··· Given entries
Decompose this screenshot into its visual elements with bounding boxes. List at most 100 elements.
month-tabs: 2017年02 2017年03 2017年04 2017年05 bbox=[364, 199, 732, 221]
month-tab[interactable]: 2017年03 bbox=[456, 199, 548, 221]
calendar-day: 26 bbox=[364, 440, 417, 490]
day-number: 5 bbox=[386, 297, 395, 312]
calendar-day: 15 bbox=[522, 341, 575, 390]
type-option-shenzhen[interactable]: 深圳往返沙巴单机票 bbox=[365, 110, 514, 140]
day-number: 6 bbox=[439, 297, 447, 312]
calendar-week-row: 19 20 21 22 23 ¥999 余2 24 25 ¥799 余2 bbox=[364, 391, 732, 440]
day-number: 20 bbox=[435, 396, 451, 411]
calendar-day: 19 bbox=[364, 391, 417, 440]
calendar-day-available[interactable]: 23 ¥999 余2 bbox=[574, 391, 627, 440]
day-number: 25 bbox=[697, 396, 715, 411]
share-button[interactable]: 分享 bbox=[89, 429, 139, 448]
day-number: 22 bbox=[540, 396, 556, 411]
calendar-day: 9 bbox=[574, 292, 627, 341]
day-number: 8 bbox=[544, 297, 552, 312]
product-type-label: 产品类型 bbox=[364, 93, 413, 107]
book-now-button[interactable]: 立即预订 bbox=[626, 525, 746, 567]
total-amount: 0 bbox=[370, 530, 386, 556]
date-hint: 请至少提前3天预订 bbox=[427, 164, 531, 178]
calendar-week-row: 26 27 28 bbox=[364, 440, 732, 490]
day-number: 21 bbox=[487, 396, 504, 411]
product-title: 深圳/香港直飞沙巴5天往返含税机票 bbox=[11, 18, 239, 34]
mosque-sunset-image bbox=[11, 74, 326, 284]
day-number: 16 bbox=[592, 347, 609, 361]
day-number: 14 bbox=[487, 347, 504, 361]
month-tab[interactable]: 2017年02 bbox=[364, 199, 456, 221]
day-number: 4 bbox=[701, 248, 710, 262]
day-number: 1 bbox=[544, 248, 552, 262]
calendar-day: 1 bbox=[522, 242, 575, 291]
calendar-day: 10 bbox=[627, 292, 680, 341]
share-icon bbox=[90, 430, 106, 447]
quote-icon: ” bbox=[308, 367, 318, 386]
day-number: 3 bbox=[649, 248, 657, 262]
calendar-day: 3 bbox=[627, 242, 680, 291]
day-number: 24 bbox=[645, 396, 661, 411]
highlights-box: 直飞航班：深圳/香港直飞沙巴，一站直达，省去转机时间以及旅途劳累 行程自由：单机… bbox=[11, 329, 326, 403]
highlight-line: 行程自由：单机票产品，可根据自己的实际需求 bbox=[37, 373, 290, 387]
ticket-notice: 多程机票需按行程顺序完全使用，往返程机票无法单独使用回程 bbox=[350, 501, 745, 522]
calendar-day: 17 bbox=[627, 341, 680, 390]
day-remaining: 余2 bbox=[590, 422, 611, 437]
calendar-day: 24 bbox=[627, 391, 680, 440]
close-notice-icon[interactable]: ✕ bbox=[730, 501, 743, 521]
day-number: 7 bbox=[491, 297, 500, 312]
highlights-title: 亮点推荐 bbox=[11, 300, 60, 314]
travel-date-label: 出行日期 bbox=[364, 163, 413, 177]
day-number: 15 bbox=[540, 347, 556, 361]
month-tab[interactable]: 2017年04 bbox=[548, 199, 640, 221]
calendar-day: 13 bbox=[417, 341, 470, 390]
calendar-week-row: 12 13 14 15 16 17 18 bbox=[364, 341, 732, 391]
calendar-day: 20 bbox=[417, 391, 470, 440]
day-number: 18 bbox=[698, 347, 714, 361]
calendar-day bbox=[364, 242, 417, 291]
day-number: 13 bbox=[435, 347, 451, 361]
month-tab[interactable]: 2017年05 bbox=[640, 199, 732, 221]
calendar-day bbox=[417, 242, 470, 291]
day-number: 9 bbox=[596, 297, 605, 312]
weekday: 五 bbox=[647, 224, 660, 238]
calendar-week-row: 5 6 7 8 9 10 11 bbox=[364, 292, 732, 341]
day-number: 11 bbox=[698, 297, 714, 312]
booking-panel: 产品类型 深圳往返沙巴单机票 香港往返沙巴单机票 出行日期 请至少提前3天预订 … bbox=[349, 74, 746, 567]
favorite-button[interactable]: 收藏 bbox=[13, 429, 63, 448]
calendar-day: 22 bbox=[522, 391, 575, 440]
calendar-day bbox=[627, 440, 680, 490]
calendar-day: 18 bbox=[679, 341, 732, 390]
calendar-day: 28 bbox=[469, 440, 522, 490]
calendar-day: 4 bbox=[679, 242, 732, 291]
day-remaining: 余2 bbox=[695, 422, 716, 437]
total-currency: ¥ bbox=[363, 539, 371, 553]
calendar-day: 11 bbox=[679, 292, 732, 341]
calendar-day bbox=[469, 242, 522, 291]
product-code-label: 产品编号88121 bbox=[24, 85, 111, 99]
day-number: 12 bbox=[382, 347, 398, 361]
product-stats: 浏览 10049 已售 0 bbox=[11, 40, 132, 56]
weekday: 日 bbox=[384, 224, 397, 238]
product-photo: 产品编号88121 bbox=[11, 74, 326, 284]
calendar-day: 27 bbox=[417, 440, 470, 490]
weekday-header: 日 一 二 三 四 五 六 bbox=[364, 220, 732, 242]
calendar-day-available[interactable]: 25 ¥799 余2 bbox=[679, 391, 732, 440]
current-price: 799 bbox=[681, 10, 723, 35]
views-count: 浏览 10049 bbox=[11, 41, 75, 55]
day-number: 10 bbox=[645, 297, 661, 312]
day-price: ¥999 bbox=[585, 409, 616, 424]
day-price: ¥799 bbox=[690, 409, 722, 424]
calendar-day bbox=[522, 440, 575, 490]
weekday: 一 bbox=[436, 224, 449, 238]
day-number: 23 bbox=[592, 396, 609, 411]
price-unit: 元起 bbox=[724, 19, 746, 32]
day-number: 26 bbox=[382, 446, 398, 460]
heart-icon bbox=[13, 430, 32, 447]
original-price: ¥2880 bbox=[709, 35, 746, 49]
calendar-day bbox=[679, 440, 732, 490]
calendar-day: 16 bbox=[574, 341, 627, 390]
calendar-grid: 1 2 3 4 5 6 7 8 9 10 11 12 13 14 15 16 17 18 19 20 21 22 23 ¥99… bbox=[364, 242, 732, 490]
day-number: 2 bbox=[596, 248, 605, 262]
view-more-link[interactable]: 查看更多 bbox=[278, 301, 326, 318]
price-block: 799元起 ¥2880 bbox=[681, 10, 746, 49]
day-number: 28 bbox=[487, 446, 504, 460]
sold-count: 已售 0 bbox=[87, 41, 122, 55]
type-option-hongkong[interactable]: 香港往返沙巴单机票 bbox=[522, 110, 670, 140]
······
> What to produce: Update the data above so that every "day-number" reads "date-number" instead, and keep all other text the same.

> Correct answer:
Decompose this screenshot into its visual elements with bounding boxes. List at most 100 elements.
month-tabs: 2017年02 2017年03 2017年04 2017年05 bbox=[364, 199, 732, 221]
month-tab[interactable]: 2017年03 bbox=[456, 199, 548, 221]
calendar-day: 26 bbox=[364, 440, 417, 490]
date-number: 5 bbox=[386, 297, 395, 312]
calendar-day: 15 bbox=[522, 341, 575, 390]
type-option-shenzhen[interactable]: 深圳往返沙巴单机票 bbox=[365, 110, 514, 140]
date-number: 6 bbox=[439, 297, 447, 312]
calendar-week-row: 19 20 21 22 23 ¥999 余2 24 25 ¥799 余2 bbox=[364, 391, 732, 440]
date-number: 20 bbox=[435, 396, 451, 411]
calendar-day: 19 bbox=[364, 391, 417, 440]
calendar-day-available[interactable]: 23 ¥999 余2 bbox=[574, 391, 627, 440]
date-number: 25 bbox=[697, 396, 715, 411]
share-button[interactable]: 分享 bbox=[89, 429, 139, 448]
date-number: 22 bbox=[540, 396, 556, 411]
calendar-day: 9 bbox=[574, 292, 627, 341]
date-number: 8 bbox=[544, 297, 552, 312]
product-type-label: 产品类型 bbox=[364, 93, 413, 107]
book-now-button[interactable]: 立即预订 bbox=[626, 525, 746, 567]
total-amount: 0 bbox=[370, 530, 386, 556]
date-hint: 请至少提前3天预订 bbox=[427, 164, 531, 178]
calendar-week-row: 26 27 28 bbox=[364, 440, 732, 490]
date-number: 21 bbox=[487, 396, 504, 411]
product-title: 深圳/香港直飞沙巴5天往返含税机票 bbox=[11, 18, 239, 34]
mosque-sunset-image bbox=[11, 74, 326, 284]
date-number: 16 bbox=[592, 347, 609, 361]
date-number: 14 bbox=[487, 347, 504, 361]
month-tab[interactable]: 2017年02 bbox=[364, 199, 456, 221]
date-number: 4 bbox=[701, 248, 710, 262]
date-number: 1 bbox=[544, 248, 552, 262]
calendar-day: 1 bbox=[522, 242, 575, 291]
calendar-day: 10 bbox=[627, 292, 680, 341]
share-icon bbox=[90, 430, 106, 447]
quote-icon: ” bbox=[308, 367, 318, 386]
date-number: 3 bbox=[649, 248, 657, 262]
calendar-day: 3 bbox=[627, 242, 680, 291]
date-number: 24 bbox=[645, 396, 661, 411]
highlights-box: 直飞航班：深圳/香港直飞沙巴，一站直达，省去转机时间以及旅途劳累 行程自由：单机… bbox=[11, 329, 326, 403]
highlight-line: 行程自由：单机票产品，可根据自己的实际需求 bbox=[37, 373, 290, 387]
ticket-notice: 多程机票需按行程顺序完全使用，往返程机票无法单独使用回程 bbox=[350, 501, 745, 522]
calendar-day: 17 bbox=[627, 341, 680, 390]
day-remaining: 余2 bbox=[590, 422, 611, 437]
calendar-day: 24 bbox=[627, 391, 680, 440]
close-notice-icon[interactable]: ✕ bbox=[730, 501, 743, 521]
date-number: 7 bbox=[491, 297, 500, 312]
highlights-title: 亮点推荐 bbox=[11, 300, 60, 314]
travel-date-label: 出行日期 bbox=[364, 163, 413, 177]
date-number: 15 bbox=[540, 347, 556, 361]
month-tab[interactable]: 2017年04 bbox=[548, 199, 640, 221]
calendar-day: 13 bbox=[417, 341, 470, 390]
calendar-week-row: 12 13 14 15 16 17 18 bbox=[364, 341, 732, 391]
calendar-day: 20 bbox=[417, 391, 470, 440]
date-number: 18 bbox=[698, 347, 714, 361]
calendar-day bbox=[364, 242, 417, 291]
date-number: 13 bbox=[435, 347, 451, 361]
month-tab[interactable]: 2017年05 bbox=[640, 199, 732, 221]
calendar-day bbox=[417, 242, 470, 291]
date-number: 9 bbox=[596, 297, 605, 312]
weekday: 五 bbox=[647, 224, 660, 238]
calendar-week-row: 5 6 7 8 9 10 11 bbox=[364, 292, 732, 341]
date-number: 11 bbox=[698, 297, 714, 312]
booking-panel: 产品类型 深圳往返沙巴单机票 香港往返沙巴单机票 出行日期 请至少提前3天预订 … bbox=[349, 74, 746, 567]
favorite-button[interactable]: 收藏 bbox=[13, 429, 63, 448]
calendar-day: 22 bbox=[522, 391, 575, 440]
calendar-day bbox=[627, 440, 680, 490]
calendar-day: 18 bbox=[679, 341, 732, 390]
calendar-day: 28 bbox=[469, 440, 522, 490]
calendar-day: 4 bbox=[679, 242, 732, 291]
day-remaining: 余2 bbox=[695, 422, 716, 437]
total-currency: ¥ bbox=[363, 539, 371, 553]
calendar-day: 11 bbox=[679, 292, 732, 341]
calendar-day bbox=[469, 242, 522, 291]
product-code-label: 产品编号88121 bbox=[24, 85, 111, 99]
date-number: 12 bbox=[382, 347, 398, 361]
product-stats: 浏览 10049 已售 0 bbox=[11, 40, 132, 56]
weekday: 日 bbox=[384, 224, 397, 238]
product-photo: 产品编号88121 bbox=[11, 74, 326, 284]
calendar-day: 27 bbox=[417, 440, 470, 490]
weekday-header: 日 一 二 三 四 五 六 bbox=[364, 220, 732, 242]
calendar-day-available[interactable]: 25 ¥799 余2 bbox=[679, 391, 732, 440]
current-price: 799 bbox=[681, 10, 723, 35]
views-count: 浏览 10049 bbox=[11, 41, 75, 55]
date-number: 10 bbox=[645, 297, 661, 312]
day-price: ¥999 bbox=[585, 409, 616, 424]
day-price: ¥799 bbox=[690, 409, 722, 424]
calendar-day bbox=[522, 440, 575, 490]
weekday: 一 bbox=[436, 224, 449, 238]
date-number: 23 bbox=[592, 396, 609, 411]
price-unit: 元起 bbox=[724, 19, 746, 32]
date-number: 26 bbox=[382, 446, 398, 460]
heart-icon bbox=[13, 430, 32, 447]
original-price: ¥2880 bbox=[709, 35, 746, 49]
calendar-day bbox=[679, 440, 732, 490]
calendar-day: 16 bbox=[574, 341, 627, 390]
calendar-grid: 1 2 3 4 5 6 7 8 9 10 11 12 13 14 15 16 17 18 19 20 21 22 23 ¥99… bbox=[364, 242, 732, 490]
date-number: 2 bbox=[596, 248, 605, 262]
view-more-link[interactable]: 查看更多 bbox=[278, 301, 326, 318]
price-block: 799元起 ¥2880 bbox=[681, 10, 746, 49]
date-number: 28 bbox=[487, 446, 504, 460]
sold-count: 已售 0 bbox=[87, 41, 122, 55]
type-option-hongkong[interactable]: 香港往返沙巴单机票 bbox=[522, 110, 670, 140]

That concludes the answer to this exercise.